Stated goal: Extract all records. Keep each one exact.

Supplied records:
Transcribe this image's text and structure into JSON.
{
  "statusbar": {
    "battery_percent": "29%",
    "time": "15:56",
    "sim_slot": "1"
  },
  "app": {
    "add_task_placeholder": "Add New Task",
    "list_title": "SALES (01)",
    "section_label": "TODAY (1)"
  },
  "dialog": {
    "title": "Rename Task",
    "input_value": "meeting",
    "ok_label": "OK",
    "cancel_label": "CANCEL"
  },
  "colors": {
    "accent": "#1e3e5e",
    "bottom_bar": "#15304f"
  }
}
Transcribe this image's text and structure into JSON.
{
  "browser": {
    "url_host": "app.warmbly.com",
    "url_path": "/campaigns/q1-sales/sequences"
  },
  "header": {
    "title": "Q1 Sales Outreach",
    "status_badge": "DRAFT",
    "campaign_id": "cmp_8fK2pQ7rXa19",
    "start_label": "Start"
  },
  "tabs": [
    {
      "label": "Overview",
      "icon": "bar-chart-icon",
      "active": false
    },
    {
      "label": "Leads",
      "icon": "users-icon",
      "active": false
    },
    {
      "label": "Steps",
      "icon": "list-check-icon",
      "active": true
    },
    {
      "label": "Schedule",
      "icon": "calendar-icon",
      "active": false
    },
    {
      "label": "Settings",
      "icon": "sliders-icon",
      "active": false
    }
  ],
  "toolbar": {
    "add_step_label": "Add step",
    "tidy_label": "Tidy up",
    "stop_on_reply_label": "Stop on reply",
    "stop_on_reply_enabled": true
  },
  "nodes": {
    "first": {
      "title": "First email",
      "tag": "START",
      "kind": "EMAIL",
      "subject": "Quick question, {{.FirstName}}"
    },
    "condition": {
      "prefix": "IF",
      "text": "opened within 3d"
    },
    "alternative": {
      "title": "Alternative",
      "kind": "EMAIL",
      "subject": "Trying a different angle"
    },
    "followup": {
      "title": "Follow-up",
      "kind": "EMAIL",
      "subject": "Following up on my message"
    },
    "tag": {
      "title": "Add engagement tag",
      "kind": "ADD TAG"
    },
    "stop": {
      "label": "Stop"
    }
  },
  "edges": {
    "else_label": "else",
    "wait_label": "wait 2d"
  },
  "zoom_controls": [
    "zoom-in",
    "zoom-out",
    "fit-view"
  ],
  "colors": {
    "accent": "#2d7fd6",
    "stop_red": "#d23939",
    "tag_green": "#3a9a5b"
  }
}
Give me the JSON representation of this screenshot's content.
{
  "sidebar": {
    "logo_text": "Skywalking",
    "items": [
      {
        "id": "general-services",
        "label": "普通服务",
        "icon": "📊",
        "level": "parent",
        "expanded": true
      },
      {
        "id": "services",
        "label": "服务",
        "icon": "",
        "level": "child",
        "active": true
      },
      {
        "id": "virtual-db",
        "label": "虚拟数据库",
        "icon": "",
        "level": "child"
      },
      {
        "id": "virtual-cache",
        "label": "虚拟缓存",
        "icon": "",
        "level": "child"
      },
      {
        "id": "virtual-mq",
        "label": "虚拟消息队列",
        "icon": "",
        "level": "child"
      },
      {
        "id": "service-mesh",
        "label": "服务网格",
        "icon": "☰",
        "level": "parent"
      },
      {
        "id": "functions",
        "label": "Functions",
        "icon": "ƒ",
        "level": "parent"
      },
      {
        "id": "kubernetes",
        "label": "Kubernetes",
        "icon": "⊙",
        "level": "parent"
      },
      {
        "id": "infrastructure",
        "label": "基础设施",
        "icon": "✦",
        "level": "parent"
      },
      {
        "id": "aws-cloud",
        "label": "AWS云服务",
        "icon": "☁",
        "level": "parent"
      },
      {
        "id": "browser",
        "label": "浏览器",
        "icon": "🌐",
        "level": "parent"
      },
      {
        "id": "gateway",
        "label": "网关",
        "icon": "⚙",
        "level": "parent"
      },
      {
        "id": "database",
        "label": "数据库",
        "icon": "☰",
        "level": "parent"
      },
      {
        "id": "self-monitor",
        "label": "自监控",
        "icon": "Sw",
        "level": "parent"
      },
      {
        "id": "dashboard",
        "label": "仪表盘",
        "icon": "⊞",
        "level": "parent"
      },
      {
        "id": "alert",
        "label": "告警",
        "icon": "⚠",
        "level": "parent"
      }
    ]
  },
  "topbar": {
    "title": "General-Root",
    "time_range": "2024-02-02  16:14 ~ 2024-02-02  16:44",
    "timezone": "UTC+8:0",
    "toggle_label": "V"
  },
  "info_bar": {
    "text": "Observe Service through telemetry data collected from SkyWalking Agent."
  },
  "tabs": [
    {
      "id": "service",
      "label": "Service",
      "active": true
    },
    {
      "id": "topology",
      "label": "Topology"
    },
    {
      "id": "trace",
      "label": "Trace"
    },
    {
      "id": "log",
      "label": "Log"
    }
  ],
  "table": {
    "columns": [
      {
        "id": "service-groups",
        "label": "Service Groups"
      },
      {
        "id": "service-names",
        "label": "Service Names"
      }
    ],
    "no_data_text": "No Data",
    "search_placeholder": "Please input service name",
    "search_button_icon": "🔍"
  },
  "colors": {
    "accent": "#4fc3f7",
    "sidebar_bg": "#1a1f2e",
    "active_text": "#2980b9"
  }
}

Response below:
Transcribe this image's text and structure into JSON.
{
  "statusbar": {
    "battery_percent": "29%",
    "time": "15:56",
    "sim_slot": "1"
  },
  "app": {
    "add_task_placeholder": "Add New Task",
    "list_title": "SALES (01)",
    "section_label": "TODAY (1)"
  },
  "dialog": {
    "title": "Rename Task",
    "input_value": "meeting",
    "ok_label": "OK",
    "cancel_label": "CANCEL"
  },
  "colors": {
    "accent": "#1e3e5e",
    "bottom_bar": "#15304f"
  }
}
Transcribe this image's text and structure into JSON.
{
  "browser": {
    "url_host": "app.warmbly.com",
    "url_path": "/campaigns/q1-sales/sequences"
  },
  "header": {
    "title": "Q1 Sales Outreach",
    "status_badge": "DRAFT",
    "campaign_id": "cmp_8fK2pQ7rXa19",
    "start_label": "Start"
  },
  "tabs": [
    {
      "label": "Overview",
      "icon": "bar-chart-icon",
      "active": false
    },
    {
      "label": "Leads",
      "icon": "users-icon",
      "active": false
    },
    {
      "label": "Steps",
      "icon": "list-check-icon",
      "active": true
    },
    {
      "label": "Schedule",
      "icon": "calendar-icon",
      "active": false
    },
    {
      "label": "Settings",
      "icon": "sliders-icon",
      "active": false
    }
  ],
  "toolbar": {
    "add_step_label": "Add step",
    "tidy_label": "Tidy up",
    "stop_on_reply_label": "Stop on reply",
    "stop_on_reply_enabled": true
  },
  "nodes": {
    "first": {
      "title": "First email",
      "tag": "START",
      "kind": "EMAIL",
      "subject": "Quick question, {{.FirstName}}"
    },
    "condition": {
      "prefix": "IF",
      "text": "opened within 3d"
    },
    "alternative": {
      "title": "Alternative",
      "kind": "EMAIL",
      "subject": "Trying a different angle"
    },
    "followup": {
      "title": "Follow-up",
      "kind": "EMAIL",
      "subject": "Following up on my message"
    },
    "tag": {
      "title": "Add engagement tag",
      "kind": "ADD TAG"
    },
    "stop": {
      "label": "Stop"
    }
  },
  "edges": {
    "else_label": "else",
    "wait_label": "wait 2d"
  },
  "zoom_controls": [
    "zoom-in",
    "zoom-out",
    "fit-view"
  ],
  "colors": {
    "accent": "#2d7fd6",
    "stop_red": "#d23939",
    "tag_green": "#3a9a5b"
  }
}
Give me the JSON representation of this screenshot's content.
{
  "sidebar": {
    "logo_text": "Skywalking",
    "items": [
      {
        "id": "general-services",
        "label": "普通服务",
        "icon": "📊",
        "level": "parent",
        "expanded": true
      },
      {
        "id": "services",
        "label": "服务",
        "icon": "",
        "level": "child",
        "active": true
      },
      {
        "id": "virtual-db",
        "label": "虚拟数据库",
        "icon": "",
        "level": "child"
      },
      {
        "id": "virtual-cache",
        "label": "虚拟缓存",
        "icon": "",
        "level": "child"
      },
      {
        "id": "virtual-mq",
        "label": "虚拟消息队列",
        "icon": "",
        "level": "child"
      },
      {
        "id": "service-mesh",
        "label": "服务网格",
        "icon": "☰",
        "level": "parent"
      },
      {
        "id": "functions",
        "label": "Functions",
        "icon": "ƒ",
        "level": "parent"
      },
      {
        "id": "kubernetes",
        "label": "Kubernetes",
        "icon": "⊙",
        "level": "parent"
      },
      {
        "id": "infrastructure",
        "label": "基础设施",
        "icon": "✦",
        "level": "parent"
      },
      {
        "id": "aws-cloud",
        "label": "AWS云服务",
        "icon": "☁",
        "level": "parent"
      },
      {
        "id": "browser",
        "label": "浏览器",
        "icon": "🌐",
        "level": "parent"
      },
      {
        "id": "gateway",
        "label": "网关",
        "icon": "⚙",
        "level": "parent"
      },
      {
        "id": "database",
        "label": "数据库",
        "icon": "☰",
        "level": "parent"
      },
      {
        "id": "self-monitor",
        "label": "自监控",
        "icon": "Sw",
        "level": "parent"
      },
      {
        "id": "dashboard",
        "label": "仪表盘",
        "icon": "⊞",
        "level": "parent"
      },
      {
        "id": "alert",
        "label": "告警",
        "icon": "⚠",
        "level": "parent"
      }
    ]
  },
  "topbar": {
    "title": "General-Root",
    "time_range": "2024-02-02  16:14 ~ 2024-02-02  16:44",
    "timezone": "UTC+8:0",
    "toggle_label": "V"
  },
  "info_bar": {
    "text": "Observe Service through telemetry data collected from SkyWalking Agent."
  },
  "tabs": [
    {
      "id": "service",
      "label": "Service",
      "active": true
    },
    {
      "id": "topology",
      "label": "Topology"
    },
    {
      "id": "trace",
      "label": "Trace"
    },
    {
      "id": "log",
      "label": "Log"
    }
  ],
  "table": {
    "columns": [
      {
        "id": "service-groups",
        "label": "Service Groups"
      },
      {
        "id": "service-names",
        "label": "Service Names"
      }
    ],
    "no_data_text": "No Data",
    "search_placeholder": "Please input service name",
    "search_button_icon": "🔍"
  },
  "colors": {
    "accent": "#4fc3f7",
    "sidebar_bg": "#1a1f2e",
    "active_text": "#2980b9"
  }
}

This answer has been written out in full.